Task instructions -> Repeat all the records exactly, omitting pictures.

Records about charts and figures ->
****

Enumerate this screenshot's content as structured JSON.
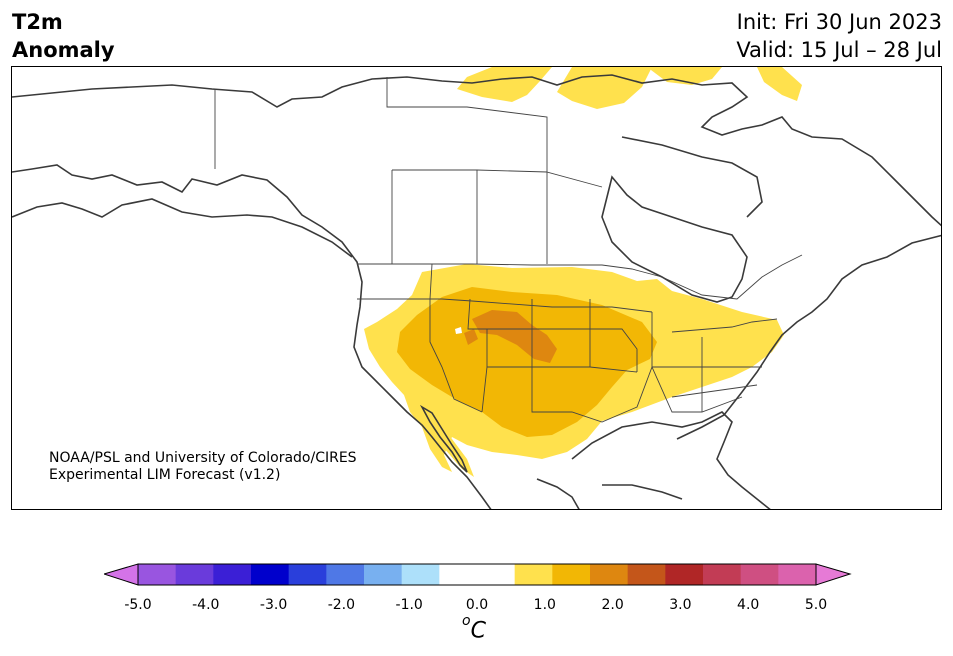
{
  "title": {
    "left_line1": "T2m",
    "left_line2": "Anomaly",
    "init": "Init: Fri 30 Jun 2023",
    "valid": "Valid: 15 Jul – 28 Jul"
  },
  "credit": {
    "line1": "NOAA/PSL and University of Colorado/CIRES",
    "line2": "Experimental LIM Forecast (v1.2)"
  },
  "colorbar": {
    "colors": [
      "#d473e8",
      "#9955e0",
      "#6a3bdb",
      "#3b1fd6",
      "#0000cc",
      "#2a3fdb",
      "#4f78e6",
      "#78b0f0",
      "#ade0fa",
      "#ffffff",
      "#ffffff",
      "#ffe14d",
      "#f2b705",
      "#de8710",
      "#c4561a",
      "#b02626",
      "#c23c55",
      "#cf4f82",
      "#db62ad",
      "#e67ad6"
    ],
    "tick_labels": [
      "-5.0",
      "-4.0",
      "-3.0",
      "-2.0",
      "-1.0",
      "0.0",
      "1.0",
      "2.0",
      "3.0",
      "4.0",
      "5.0"
    ],
    "unit_base": "C",
    "unit_sup": "o"
  },
  "map": {
    "anomaly_levels_colors": {
      "+0.5 to +1.0": "#ffe14d",
      "+1.0 to +1.5": "#f2b705",
      "+1.5 to +2.0": "#de8710"
    },
    "coastline_color": "#3a3a3a",
    "border_color": "#444444"
  }
}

****

Output of the exercise ->
Enumerate this screenshot's content as structured JSON.
{
  "title": {
    "left_line1": "T2m",
    "left_line2": "Anomaly",
    "init": "Init: Fri 30 Jun 2023",
    "valid": "Valid: 15 Jul – 28 Jul"
  },
  "credit": {
    "line1": "NOAA/PSL and University of Colorado/CIRES",
    "line2": "Experimental LIM Forecast (v1.2)"
  },
  "colorbar": {
    "colors": [
      "#d473e8",
      "#9955e0",
      "#6a3bdb",
      "#3b1fd6",
      "#0000cc",
      "#2a3fdb",
      "#4f78e6",
      "#78b0f0",
      "#ade0fa",
      "#ffffff",
      "#ffffff",
      "#ffe14d",
      "#f2b705",
      "#de8710",
      "#c4561a",
      "#b02626",
      "#c23c55",
      "#cf4f82",
      "#db62ad",
      "#e67ad6"
    ],
    "tick_labels": [
      "-5.0",
      "-4.0",
      "-3.0",
      "-2.0",
      "-1.0",
      "0.0",
      "1.0",
      "2.0",
      "3.0",
      "4.0",
      "5.0"
    ],
    "unit_base": "C",
    "unit_sup": "o"
  },
  "map": {
    "anomaly_levels_colors": {
      "+0.5 to +1.0": "#ffe14d",
      "+1.0 to +1.5": "#f2b705",
      "+1.5 to +2.0": "#de8710"
    },
    "coastline_color": "#3a3a3a",
    "border_color": "#444444"
  }
}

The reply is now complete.